**Exercise description**
Reproduce the material in full, exactly as written.

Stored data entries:
——————

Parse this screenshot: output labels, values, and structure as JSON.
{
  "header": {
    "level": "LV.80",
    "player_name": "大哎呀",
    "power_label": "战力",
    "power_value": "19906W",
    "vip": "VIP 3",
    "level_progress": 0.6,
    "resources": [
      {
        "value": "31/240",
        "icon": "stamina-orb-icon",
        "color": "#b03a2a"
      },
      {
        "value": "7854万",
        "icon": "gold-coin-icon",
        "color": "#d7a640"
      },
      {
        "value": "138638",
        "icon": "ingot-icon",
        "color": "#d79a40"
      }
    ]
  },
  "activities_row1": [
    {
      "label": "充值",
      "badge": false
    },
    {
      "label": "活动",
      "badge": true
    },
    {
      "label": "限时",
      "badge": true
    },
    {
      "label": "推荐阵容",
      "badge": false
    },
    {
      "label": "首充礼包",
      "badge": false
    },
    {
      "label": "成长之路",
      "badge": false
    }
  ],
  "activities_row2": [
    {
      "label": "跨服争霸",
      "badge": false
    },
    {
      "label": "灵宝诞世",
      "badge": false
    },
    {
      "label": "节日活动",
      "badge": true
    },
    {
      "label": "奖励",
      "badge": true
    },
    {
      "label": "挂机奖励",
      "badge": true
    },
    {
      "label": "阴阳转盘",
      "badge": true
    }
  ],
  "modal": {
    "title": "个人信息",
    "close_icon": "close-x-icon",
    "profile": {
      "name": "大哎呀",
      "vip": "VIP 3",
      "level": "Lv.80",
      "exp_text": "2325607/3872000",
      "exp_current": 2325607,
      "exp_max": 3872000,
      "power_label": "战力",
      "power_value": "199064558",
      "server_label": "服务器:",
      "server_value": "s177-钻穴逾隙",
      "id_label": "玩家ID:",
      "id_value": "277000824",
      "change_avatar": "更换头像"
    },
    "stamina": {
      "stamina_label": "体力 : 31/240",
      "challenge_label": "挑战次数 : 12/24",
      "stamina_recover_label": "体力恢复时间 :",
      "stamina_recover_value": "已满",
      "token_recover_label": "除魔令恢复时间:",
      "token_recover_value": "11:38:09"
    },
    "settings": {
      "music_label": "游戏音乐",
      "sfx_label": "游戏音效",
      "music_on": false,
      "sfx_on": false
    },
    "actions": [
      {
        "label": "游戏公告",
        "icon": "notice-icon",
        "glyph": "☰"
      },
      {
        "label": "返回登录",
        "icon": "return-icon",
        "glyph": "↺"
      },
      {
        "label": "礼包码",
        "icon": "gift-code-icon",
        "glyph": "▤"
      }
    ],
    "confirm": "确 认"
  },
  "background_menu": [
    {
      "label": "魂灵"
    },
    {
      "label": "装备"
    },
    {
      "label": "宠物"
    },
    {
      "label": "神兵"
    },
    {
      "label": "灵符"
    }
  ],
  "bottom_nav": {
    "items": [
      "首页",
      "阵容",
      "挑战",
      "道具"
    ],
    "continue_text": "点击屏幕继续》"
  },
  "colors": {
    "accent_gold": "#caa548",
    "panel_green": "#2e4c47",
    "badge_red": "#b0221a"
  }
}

——————

**Complete output**
Parse this screenshot: output labels, values, and structure as JSON.
{
  "header": {
    "level": "LV.80",
    "player_name": "大哎呀",
    "power_label": "战力",
    "power_value": "19906W",
    "vip": "VIP 3",
    "level_progress": 0.6,
    "resources": [
      {
        "value": "31/240",
        "icon": "stamina-orb-icon",
        "color": "#b03a2a"
      },
      {
        "value": "7854万",
        "icon": "gold-coin-icon",
        "color": "#d7a640"
      },
      {
        "value": "138638",
        "icon": "ingot-icon",
        "color": "#d79a40"
      }
    ]
  },
  "activities_row1": [
    {
      "label": "充值",
      "badge": false
    },
    {
      "label": "活动",
      "badge": true
    },
    {
      "label": "限时",
      "badge": true
    },
    {
      "label": "推荐阵容",
      "badge": false
    },
    {
      "label": "首充礼包",
      "badge": false
    },
    {
      "label": "成长之路",
      "badge": false
    }
  ],
  "activities_row2": [
    {
      "label": "跨服争霸",
      "badge": false
    },
    {
      "label": "灵宝诞世",
      "badge": false
    },
    {
      "label": "节日活动",
      "badge": true
    },
    {
      "label": "奖励",
      "badge": true
    },
    {
      "label": "挂机奖励",
      "badge": true
    },
    {
      "label": "阴阳转盘",
      "badge": true
    }
  ],
  "modal": {
    "title": "个人信息",
    "close_icon": "close-x-icon",
    "profile": {
      "name": "大哎呀",
      "vip": "VIP 3",
      "level": "Lv.80",
      "exp_text": "2325607/3872000",
      "exp_current": 2325607,
      "exp_max": 3872000,
      "power_label": "战力",
      "power_value": "199064558",
      "server_label": "服务器:",
      "server_value": "s177-钻穴逾隙",
      "id_label": "玩家ID:",
      "id_value": "277000824",
      "change_avatar": "更换头像"
    },
    "stamina": {
      "stamina_label": "体力 : 31/240",
      "challenge_label": "挑战次数 : 12/24",
      "stamina_recover_label": "体力恢复时间 :",
      "stamina_recover_value": "已满",
      "token_recover_label": "除魔令恢复时间:",
      "token_recover_value": "11:38:09"
    },
    "settings": {
      "music_label": "游戏音乐",
      "sfx_label": "游戏音效",
      "music_on": false,
      "sfx_on": false
    },
    "actions": [
      {
        "label": "游戏公告",
        "icon": "notice-icon",
        "glyph": "☰"
      },
      {
        "label": "返回登录",
        "icon": "return-icon",
        "glyph": "↺"
      },
      {
        "label": "礼包码",
        "icon": "gift-code-icon",
        "glyph": "▤"
      }
    ],
    "confirm": "确 认"
  },
  "background_menu": [
    {
      "label": "魂灵"
    },
    {
      "label": "装备"
    },
    {
      "label": "宠物"
    },
    {
      "label": "神兵"
    },
    {
      "label": "灵符"
    }
  ],
  "bottom_nav": {
    "items": [
      "首页",
      "阵容",
      "挑战",
      "道具"
    ],
    "continue_text": "点击屏幕继续》"
  },
  "colors": {
    "accent_gold": "#caa548",
    "panel_green": "#2e4c47",
    "badge_red": "#b0221a"
  }
}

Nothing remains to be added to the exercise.